= Task input =
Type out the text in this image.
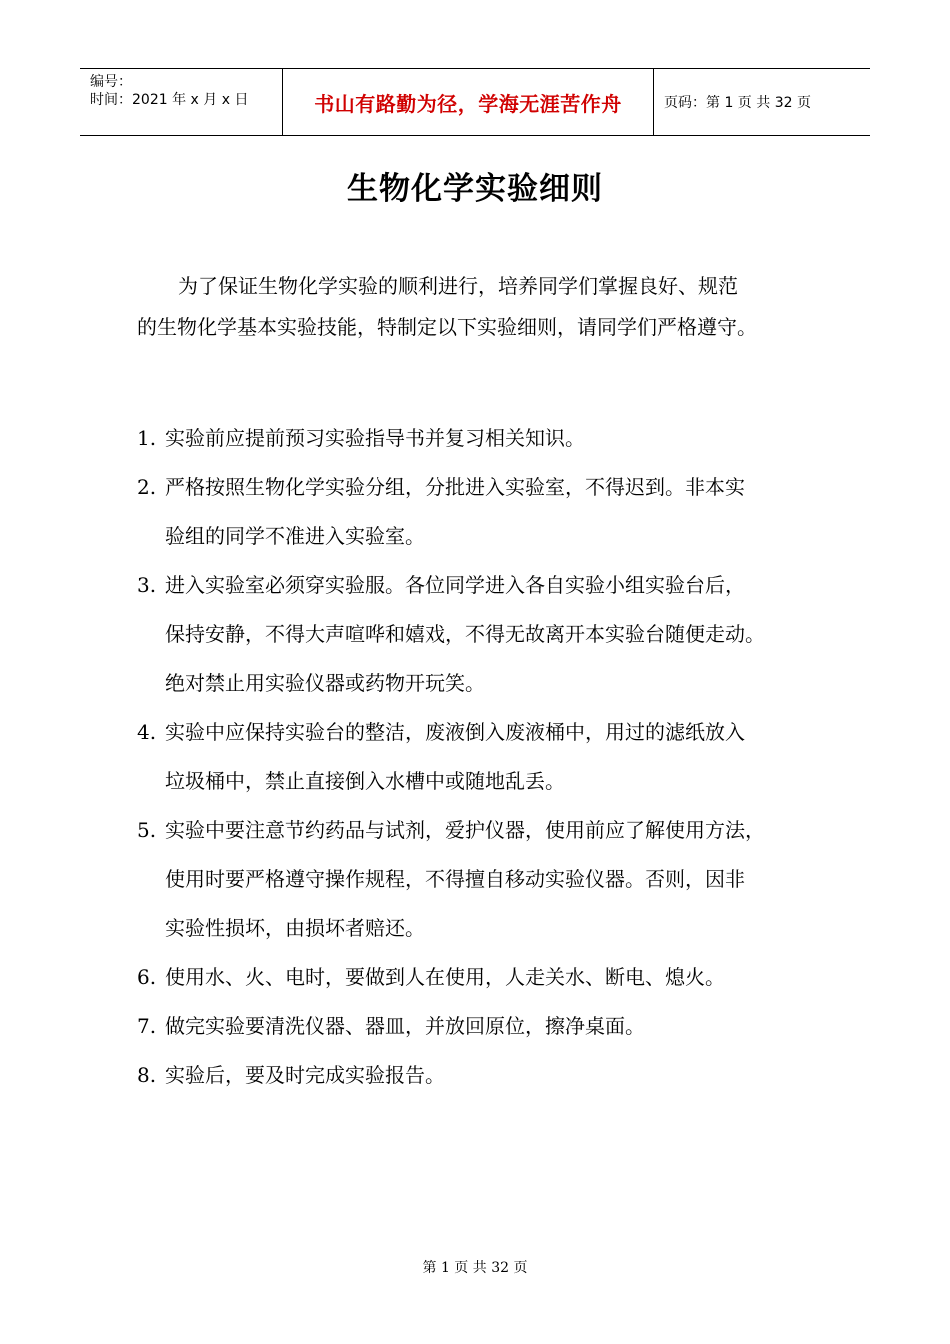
编号：
时间：2021 年 x 月 x 日	书山有路勤为径，学海无涯苦作舟	页码：第 1 页 共 32 页
生物化学实验细则

为了保证生物化学实验的顺利进行，培养同学们掌握良好、规范

的生物化学基本实验技能，特制定以下实验细则，请同学们严格遵守。

1. 实验前应提前预习实验指导书并复习相关知识。
2. 严格按照生物化学实验分组，分批进入实验室，不得迟到。非本实
验组的同学不准进入实验室。
3. 进入实验室必须穿实验服。各位同学进入各自实验小组实验台后，
保持安静，不得大声喧哗和嬉戏，不得无故离开本实验台随便走动。
绝对禁止用实验仪器或药物开玩笑。
4. 实验中应保持实验台的整洁，废液倒入废液桶中，用过的滤纸放入
垃圾桶中，禁止直接倒入水槽中或随地乱丢。
5. 实验中要注意节约药品与试剂，爱护仪器，使用前应了解使用方法，
使用时要严格遵守操作规程，不得擅自移动实验仪器。否则，因非
实验性损坏，由损坏者赔还。
6. 使用水、火、电时，要做到人在使用，人走关水、断电、熄火。
7. 做完实验要清洗仪器、器皿，并放回原位，擦净桌面。
8. 实验后，要及时完成实验报告。
第 1 页 共 32 页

= Prompt =
Restate the full listing verbatim and drop every picture.

= Final result =
Type out the text in this image.
编号：
时间：2021 年 x 月 x 日	书山有路勤为径，学海无涯苦作舟	页码：第 1 页 共 32 页
生物化学实验细则

为了保证生物化学实验的顺利进行，培养同学们掌握良好、规范

的生物化学基本实验技能，特制定以下实验细则，请同学们严格遵守。

1. 实验前应提前预习实验指导书并复习相关知识。
2. 严格按照生物化学实验分组，分批进入实验室，不得迟到。非本实
验组的同学不准进入实验室。
3. 进入实验室必须穿实验服。各位同学进入各自实验小组实验台后，
保持安静，不得大声喧哗和嬉戏，不得无故离开本实验台随便走动。
绝对禁止用实验仪器或药物开玩笑。
4. 实验中应保持实验台的整洁，废液倒入废液桶中，用过的滤纸放入
垃圾桶中，禁止直接倒入水槽中或随地乱丢。
5. 实验中要注意节约药品与试剂，爱护仪器，使用前应了解使用方法，
使用时要严格遵守操作规程，不得擅自移动实验仪器。否则，因非
实验性损坏，由损坏者赔还。
6. 使用水、火、电时，要做到人在使用，人走关水、断电、熄火。
7. 做完实验要清洗仪器、器皿，并放回原位，擦净桌面。
8. 实验后，要及时完成实验报告。
第 1 页 共 32 页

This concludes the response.